Exercise aim:
Continue the tutorial on installing Gogs, picking up after its last paragraph.

Quoted text:
+ + +

Gogs is a self-hosted git service, similar to Gitlab. It is written in Go and requires much less hardware compared to Gitlab. The goal of Gogs is to provide the easiest, fastest, and most painless way of setting up a self-hosted Git service. As this application is written in Go, it supports all platforms like Linux, Windows, OS X and ARM.

Features of Gogs:

  • Easy to install and supports multiple platforms.
  • Minimum hardware requirement.
  • It is completely free and open source.
  • Supports SSH and HTTP/HTTPS protocols.
  • Supports multiple authentication protocols.
  • Multilingual support.
  • Mail service and Administration panel.
  • Repository web-hooks and Git hooks.
  • Repository issues, pull requests and wiki supports web editor for repository files and wiki.
  • Supports MySQL, PostgreSQL, SQLite3 and TiDB.

Requirements

Gogs supports many operating systems but in this tutorial we are going to install Gogs in CentOS 7.x.

Requirements:

  • VPS, Cloud or Dedicated Server running CentOS 7.x
  • A Simple Raspberry Pi board is enough to support basic functionality.
  • Recommended configuration would be a 2 core CPU and at least 1 GB RAM.

Apart from this we will need to install all the required dependencies in the tutorial. Additionally you can always increase the CPU cores and memory to add support for more users.

You can use the IP address of your server to install and set up Gogs, but it is recommended to use a FQDN. In this tutorial we will be using git.example.com. To use a domain name with Gogs, make necessary DNS changes to point your domain or subdomain to the IP address of your server. You will also need root access to your server. If you are logged in as non root user, run sudo -i to switch as root user.

+ + +

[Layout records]

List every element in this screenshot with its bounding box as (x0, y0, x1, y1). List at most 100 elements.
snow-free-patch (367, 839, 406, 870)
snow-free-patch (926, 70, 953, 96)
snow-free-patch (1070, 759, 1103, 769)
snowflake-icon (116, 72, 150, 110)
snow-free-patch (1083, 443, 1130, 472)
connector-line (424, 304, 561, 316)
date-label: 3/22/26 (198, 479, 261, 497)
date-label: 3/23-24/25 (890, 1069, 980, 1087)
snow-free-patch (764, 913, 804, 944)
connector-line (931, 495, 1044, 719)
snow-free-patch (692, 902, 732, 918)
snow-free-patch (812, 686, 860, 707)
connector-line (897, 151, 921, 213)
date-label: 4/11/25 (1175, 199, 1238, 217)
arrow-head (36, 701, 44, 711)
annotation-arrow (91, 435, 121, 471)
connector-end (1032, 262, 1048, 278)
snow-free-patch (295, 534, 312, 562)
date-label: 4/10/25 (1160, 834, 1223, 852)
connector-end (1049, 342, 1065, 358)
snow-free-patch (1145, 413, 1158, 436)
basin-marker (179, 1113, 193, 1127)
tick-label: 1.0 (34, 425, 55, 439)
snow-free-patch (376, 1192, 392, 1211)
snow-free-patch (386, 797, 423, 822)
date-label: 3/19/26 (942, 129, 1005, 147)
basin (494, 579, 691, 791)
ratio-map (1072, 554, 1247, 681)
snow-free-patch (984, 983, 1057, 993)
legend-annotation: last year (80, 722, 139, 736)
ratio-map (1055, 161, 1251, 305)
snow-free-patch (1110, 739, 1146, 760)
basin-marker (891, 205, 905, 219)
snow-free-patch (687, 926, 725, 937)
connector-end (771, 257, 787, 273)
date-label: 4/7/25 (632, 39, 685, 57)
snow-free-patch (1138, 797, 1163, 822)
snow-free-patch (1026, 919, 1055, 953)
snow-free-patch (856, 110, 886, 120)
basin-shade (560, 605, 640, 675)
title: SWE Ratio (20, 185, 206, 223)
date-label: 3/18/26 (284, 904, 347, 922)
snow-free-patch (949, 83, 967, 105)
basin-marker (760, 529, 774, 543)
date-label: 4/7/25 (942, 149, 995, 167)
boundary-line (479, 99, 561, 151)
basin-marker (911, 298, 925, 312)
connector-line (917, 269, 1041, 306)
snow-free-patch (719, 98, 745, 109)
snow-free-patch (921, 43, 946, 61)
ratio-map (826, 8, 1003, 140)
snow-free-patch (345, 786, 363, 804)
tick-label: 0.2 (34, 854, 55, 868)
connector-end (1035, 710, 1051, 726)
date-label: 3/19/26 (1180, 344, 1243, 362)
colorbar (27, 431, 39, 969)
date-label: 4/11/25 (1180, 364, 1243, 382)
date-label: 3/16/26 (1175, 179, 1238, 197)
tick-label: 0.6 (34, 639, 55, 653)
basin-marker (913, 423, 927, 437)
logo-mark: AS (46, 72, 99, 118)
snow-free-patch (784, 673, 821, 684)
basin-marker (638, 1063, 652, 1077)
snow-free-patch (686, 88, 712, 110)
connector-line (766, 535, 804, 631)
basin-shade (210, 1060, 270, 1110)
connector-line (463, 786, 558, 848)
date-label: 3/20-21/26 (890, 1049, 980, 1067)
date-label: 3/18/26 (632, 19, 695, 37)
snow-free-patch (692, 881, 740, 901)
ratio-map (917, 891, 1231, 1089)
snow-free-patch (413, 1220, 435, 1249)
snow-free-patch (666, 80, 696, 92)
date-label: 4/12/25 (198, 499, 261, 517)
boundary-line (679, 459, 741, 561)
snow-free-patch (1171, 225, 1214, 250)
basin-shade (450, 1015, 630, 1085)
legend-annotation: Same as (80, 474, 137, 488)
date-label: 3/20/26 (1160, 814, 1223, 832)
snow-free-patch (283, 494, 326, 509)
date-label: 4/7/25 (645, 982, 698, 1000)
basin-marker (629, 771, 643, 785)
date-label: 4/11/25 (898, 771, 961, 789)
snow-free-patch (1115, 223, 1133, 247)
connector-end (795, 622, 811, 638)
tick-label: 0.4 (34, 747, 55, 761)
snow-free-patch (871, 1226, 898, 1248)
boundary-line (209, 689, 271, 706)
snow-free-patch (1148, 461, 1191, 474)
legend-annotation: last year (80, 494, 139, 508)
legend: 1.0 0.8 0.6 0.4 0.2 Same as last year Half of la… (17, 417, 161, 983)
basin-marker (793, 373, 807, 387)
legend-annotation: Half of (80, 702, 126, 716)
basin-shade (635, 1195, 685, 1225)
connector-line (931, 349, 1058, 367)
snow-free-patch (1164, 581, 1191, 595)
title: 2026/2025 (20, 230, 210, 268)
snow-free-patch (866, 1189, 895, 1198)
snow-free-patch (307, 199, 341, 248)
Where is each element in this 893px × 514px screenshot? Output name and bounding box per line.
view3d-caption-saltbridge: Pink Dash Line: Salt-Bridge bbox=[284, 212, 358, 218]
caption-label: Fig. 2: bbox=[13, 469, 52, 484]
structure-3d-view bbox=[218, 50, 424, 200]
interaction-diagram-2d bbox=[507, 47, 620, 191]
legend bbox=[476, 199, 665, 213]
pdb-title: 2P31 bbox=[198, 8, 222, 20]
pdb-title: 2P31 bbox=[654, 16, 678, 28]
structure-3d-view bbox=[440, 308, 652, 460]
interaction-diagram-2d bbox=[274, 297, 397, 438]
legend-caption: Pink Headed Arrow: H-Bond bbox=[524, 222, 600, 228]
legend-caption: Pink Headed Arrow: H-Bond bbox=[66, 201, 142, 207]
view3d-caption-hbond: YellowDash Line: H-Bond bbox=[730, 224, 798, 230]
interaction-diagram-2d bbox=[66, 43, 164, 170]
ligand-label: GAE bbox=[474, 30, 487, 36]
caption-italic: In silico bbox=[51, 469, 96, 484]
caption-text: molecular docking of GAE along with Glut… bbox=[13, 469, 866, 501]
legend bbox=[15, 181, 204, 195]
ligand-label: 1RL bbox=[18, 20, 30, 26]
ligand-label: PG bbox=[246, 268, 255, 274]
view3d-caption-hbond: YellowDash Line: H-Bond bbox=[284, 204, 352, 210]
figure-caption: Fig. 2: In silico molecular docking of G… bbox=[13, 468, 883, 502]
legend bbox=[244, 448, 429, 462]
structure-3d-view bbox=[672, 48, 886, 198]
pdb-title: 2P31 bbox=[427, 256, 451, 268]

+ + +

Task output:
Install Gogs

Gogs requires few dependencies in order to work, which are an SQL server, git and SSH server. We can use either MySQL or PostgreSQL server as SQL server. It also supports SQLite but SQLite is not recommended for production use. In this tutorial we will be installing MySQL.

Before installing any package it is recommended to update your system and packages. Run the following command to update your system.

    yum -y update

Now setup the hostname for your server. For the ease of identification, you may want it to be same as your domain name.

    hostnamectl set-hostname git.example.com

You can replace git.example.com with anything you want. You will also need to disable your SELinux. Run the following command to do so.

    sed -i /etc/selinux/config -r -e 's/^SELINUX=.*/SELINUX=disabled/g'

You will need to reboot your server for SELinux changes to take effect. Run systemctl reboot to reboot your server.

Install and setup MySQL

MySQL does not comes with the default YUM repository of CentOS, hence you will need to add the MySQL repository in your server. The following commands will add MySQL repositories in your server.

    wget http://dev.mysql.com/get/mysql57-community-release-el7-8.noarch.rpm
    rpm -ivh mysql57-community-release-el7-8.noarch.rpm
    yum -y update

Now install MySQL server on your machine using the following command.

    yum -y install mysql-server

Now start MySQL server and enable it to automatically start at boot time using following commands.

    systemctl start mysqld
    systemctl enable mysqld

During installation the root user of MySQL is assigned a random password. To fetch the password run the following command.

    grep 'temporary password' /var/log/mysqld.log

You will see an output similar to the one shown below. The output should contain your temporary root password.

    [root@git ~]# grep 'temporary password' /var/log/mysqld.log
    2016-09-10T07:24:29.105209Z 1 [Note] A temporary password is generated for root@localhost: i,DtiXeP!1EG

Now you will need to secure your MySQL installation using the following command.

    mysql_secure_installation

You will be asked for your MySQL root password. Enter your temporary password. Once logged in, change the password for root user. You will be prompted with few more questions. Recommended is that you answer y for all questions. The output will look like shown below.

    [root@git ~]# mysql_secure_installation

Securing the MySQL server deployment.

Enter password for user root: The 'validate_password' plugin is installed on the server. The subsequent steps will run with the existing configuration of the plugin. Using existing password for root.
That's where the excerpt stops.